(begin)

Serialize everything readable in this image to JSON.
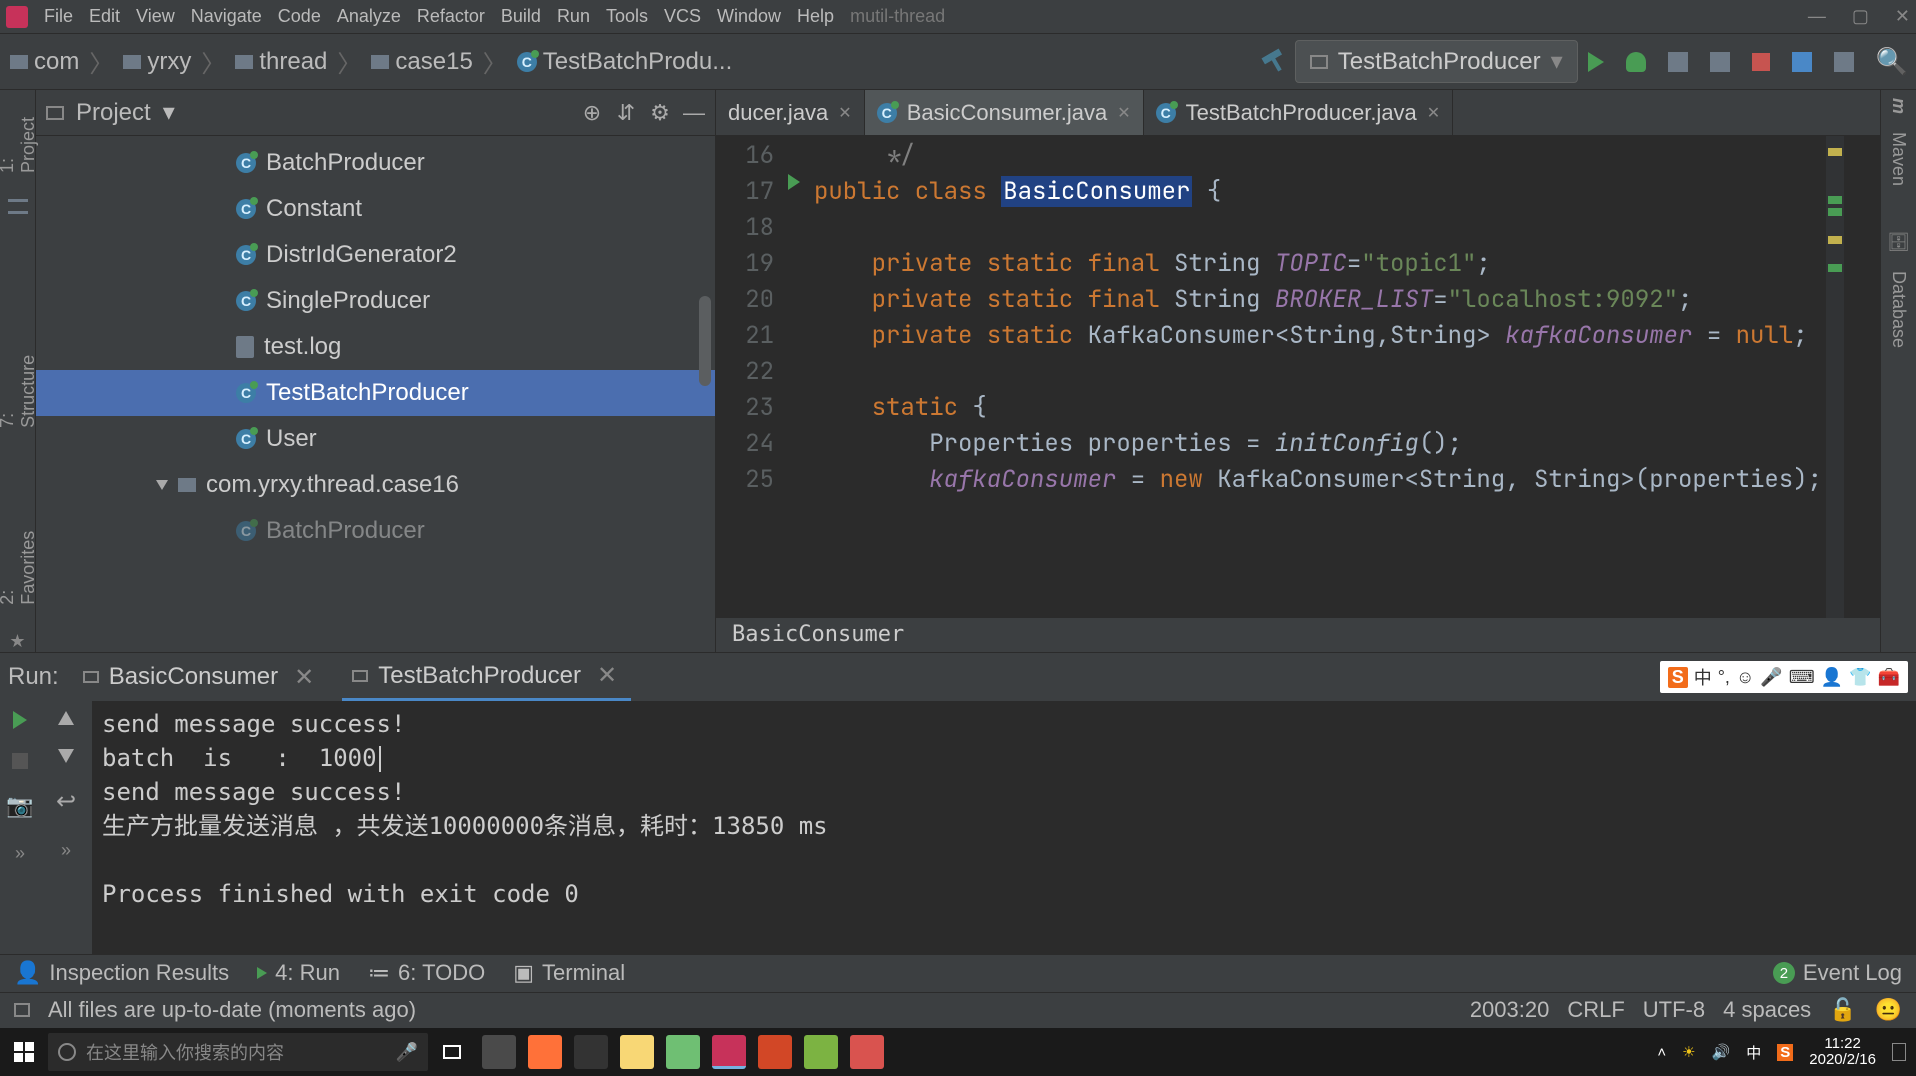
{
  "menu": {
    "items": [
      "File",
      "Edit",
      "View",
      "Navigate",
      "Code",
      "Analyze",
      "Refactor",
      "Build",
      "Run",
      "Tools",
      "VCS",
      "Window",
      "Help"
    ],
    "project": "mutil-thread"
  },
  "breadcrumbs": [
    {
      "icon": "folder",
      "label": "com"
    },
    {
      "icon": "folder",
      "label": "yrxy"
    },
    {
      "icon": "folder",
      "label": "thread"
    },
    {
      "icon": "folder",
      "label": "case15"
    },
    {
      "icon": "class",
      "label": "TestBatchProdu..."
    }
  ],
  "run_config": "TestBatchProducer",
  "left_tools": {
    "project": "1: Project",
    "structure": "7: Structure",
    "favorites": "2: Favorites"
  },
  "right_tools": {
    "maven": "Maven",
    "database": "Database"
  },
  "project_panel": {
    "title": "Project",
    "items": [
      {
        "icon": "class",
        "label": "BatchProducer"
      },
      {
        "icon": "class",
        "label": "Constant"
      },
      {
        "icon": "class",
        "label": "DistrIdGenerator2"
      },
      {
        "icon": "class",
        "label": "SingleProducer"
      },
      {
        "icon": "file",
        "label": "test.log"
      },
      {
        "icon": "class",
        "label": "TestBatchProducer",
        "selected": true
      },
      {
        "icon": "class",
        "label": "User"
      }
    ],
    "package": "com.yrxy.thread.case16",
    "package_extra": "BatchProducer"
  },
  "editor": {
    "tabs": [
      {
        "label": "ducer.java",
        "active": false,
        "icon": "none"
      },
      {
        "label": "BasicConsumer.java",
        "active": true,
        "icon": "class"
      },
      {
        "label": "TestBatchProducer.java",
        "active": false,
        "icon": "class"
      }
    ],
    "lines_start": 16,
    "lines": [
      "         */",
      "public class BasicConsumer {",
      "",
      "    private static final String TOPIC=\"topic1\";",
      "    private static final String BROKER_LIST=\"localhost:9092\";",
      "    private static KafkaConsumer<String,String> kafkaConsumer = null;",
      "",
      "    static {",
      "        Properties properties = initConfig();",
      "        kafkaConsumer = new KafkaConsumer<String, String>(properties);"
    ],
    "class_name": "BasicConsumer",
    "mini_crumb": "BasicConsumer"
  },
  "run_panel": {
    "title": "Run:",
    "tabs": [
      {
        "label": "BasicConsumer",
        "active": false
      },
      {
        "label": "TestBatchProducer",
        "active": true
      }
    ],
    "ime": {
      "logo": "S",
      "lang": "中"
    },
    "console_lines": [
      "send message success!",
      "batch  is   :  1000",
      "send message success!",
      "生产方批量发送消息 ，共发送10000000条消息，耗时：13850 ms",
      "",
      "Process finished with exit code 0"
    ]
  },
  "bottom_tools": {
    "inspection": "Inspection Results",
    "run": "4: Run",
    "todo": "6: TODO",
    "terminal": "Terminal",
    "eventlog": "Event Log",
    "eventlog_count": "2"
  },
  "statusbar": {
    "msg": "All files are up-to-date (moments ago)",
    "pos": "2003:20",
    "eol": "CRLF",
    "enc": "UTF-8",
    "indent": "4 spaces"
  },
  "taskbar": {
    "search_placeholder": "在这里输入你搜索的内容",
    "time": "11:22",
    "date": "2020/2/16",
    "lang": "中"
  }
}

(end)

Print the records word for word and exclude any picture they hold.

- RESPONSE TO THE TASK:
Serialize everything readable in this image to JSON.
{
  "menu": {
    "items": [
      "File",
      "Edit",
      "View",
      "Navigate",
      "Code",
      "Analyze",
      "Refactor",
      "Build",
      "Run",
      "Tools",
      "VCS",
      "Window",
      "Help"
    ],
    "project": "mutil-thread"
  },
  "breadcrumbs": [
    {
      "icon": "folder",
      "label": "com"
    },
    {
      "icon": "folder",
      "label": "yrxy"
    },
    {
      "icon": "folder",
      "label": "thread"
    },
    {
      "icon": "folder",
      "label": "case15"
    },
    {
      "icon": "class",
      "label": "TestBatchProdu..."
    }
  ],
  "run_config": "TestBatchProducer",
  "left_tools": {
    "project": "1: Project",
    "structure": "7: Structure",
    "favorites": "2: Favorites"
  },
  "right_tools": {
    "maven": "Maven",
    "database": "Database"
  },
  "project_panel": {
    "title": "Project",
    "items": [
      {
        "icon": "class",
        "label": "BatchProducer"
      },
      {
        "icon": "class",
        "label": "Constant"
      },
      {
        "icon": "class",
        "label": "DistrIdGenerator2"
      },
      {
        "icon": "class",
        "label": "SingleProducer"
      },
      {
        "icon": "file",
        "label": "test.log"
      },
      {
        "icon": "class",
        "label": "TestBatchProducer",
        "selected": true
      },
      {
        "icon": "class",
        "label": "User"
      }
    ],
    "package": "com.yrxy.thread.case16",
    "package_extra": "BatchProducer"
  },
  "editor": {
    "tabs": [
      {
        "label": "ducer.java",
        "active": false,
        "icon": "none"
      },
      {
        "label": "BasicConsumer.java",
        "active": true,
        "icon": "class"
      },
      {
        "label": "TestBatchProducer.java",
        "active": false,
        "icon": "class"
      }
    ],
    "lines_start": 16,
    "lines": [
      "         */",
      "public class BasicConsumer {",
      "",
      "    private static final String TOPIC=\"topic1\";",
      "    private static final String BROKER_LIST=\"localhost:9092\";",
      "    private static KafkaConsumer<String,String> kafkaConsumer = null;",
      "",
      "    static {",
      "        Properties properties = initConfig();",
      "        kafkaConsumer = new KafkaConsumer<String, String>(properties);"
    ],
    "class_name": "BasicConsumer",
    "mini_crumb": "BasicConsumer"
  },
  "run_panel": {
    "title": "Run:",
    "tabs": [
      {
        "label": "BasicConsumer",
        "active": false
      },
      {
        "label": "TestBatchProducer",
        "active": true
      }
    ],
    "ime": {
      "logo": "S",
      "lang": "中"
    },
    "console_lines": [
      "send message success!",
      "batch  is   :  1000",
      "send message success!",
      "生产方批量发送消息 ，共发送10000000条消息，耗时：13850 ms",
      "",
      "Process finished with exit code 0"
    ]
  },
  "bottom_tools": {
    "inspection": "Inspection Results",
    "run": "4: Run",
    "todo": "6: TODO",
    "terminal": "Terminal",
    "eventlog": "Event Log",
    "eventlog_count": "2"
  },
  "statusbar": {
    "msg": "All files are up-to-date (moments ago)",
    "pos": "2003:20",
    "eol": "CRLF",
    "enc": "UTF-8",
    "indent": "4 spaces"
  },
  "taskbar": {
    "search_placeholder": "在这里输入你搜索的内容",
    "time": "11:22",
    "date": "2020/2/16",
    "lang": "中"
  }
}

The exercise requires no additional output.